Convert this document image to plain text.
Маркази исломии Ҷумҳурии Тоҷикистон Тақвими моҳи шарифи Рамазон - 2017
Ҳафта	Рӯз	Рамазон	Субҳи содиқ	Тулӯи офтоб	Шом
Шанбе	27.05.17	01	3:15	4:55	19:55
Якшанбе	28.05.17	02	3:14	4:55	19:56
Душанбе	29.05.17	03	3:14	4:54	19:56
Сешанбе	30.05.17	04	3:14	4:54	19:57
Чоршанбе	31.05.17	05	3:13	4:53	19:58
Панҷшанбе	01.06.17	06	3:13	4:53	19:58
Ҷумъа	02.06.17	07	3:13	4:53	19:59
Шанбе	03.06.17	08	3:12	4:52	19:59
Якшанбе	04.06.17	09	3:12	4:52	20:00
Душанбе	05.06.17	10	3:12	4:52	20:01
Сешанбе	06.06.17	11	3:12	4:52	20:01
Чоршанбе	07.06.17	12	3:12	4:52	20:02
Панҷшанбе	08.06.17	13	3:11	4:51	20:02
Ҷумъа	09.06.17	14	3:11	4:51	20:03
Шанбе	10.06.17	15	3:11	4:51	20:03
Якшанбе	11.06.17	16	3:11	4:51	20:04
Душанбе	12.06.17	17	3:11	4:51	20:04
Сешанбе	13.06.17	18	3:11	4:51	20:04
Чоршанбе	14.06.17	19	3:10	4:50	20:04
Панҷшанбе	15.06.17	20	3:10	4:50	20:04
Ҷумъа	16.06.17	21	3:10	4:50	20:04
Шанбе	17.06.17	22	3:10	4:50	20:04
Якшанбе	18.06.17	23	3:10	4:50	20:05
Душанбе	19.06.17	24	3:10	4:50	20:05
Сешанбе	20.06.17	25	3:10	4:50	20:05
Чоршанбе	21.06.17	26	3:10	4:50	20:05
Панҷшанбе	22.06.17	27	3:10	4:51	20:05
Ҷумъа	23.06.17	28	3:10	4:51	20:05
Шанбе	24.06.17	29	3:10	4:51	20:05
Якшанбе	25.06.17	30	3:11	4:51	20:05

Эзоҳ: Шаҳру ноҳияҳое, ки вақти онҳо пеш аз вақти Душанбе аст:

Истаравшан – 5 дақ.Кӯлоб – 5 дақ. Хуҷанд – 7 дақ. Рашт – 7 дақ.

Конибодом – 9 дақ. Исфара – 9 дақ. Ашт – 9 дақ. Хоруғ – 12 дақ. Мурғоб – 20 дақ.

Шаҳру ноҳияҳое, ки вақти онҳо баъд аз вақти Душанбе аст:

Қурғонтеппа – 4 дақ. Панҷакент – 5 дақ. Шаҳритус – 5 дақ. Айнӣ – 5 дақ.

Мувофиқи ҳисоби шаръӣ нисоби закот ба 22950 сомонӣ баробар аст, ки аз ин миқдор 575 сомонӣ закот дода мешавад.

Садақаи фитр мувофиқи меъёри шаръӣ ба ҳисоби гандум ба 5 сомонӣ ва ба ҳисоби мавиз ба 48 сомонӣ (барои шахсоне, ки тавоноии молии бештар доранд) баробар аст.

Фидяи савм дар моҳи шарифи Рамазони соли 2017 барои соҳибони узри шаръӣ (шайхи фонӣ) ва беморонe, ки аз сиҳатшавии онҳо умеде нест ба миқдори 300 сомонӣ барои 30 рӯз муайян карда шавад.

☆ ☆ ☆

- **GIVEN INSTRUCTION**:
Look through the data above. Copy every line with the string "вақти" in it.

- **RIGHT ANSWER**:
Эзоҳ: Шаҳру ноҳияҳое, ки вақти онҳо пеш аз вақти Душанбе аст:
Шаҳру ноҳияҳое, ки вақти онҳо баъд аз вақти Душанбе аст:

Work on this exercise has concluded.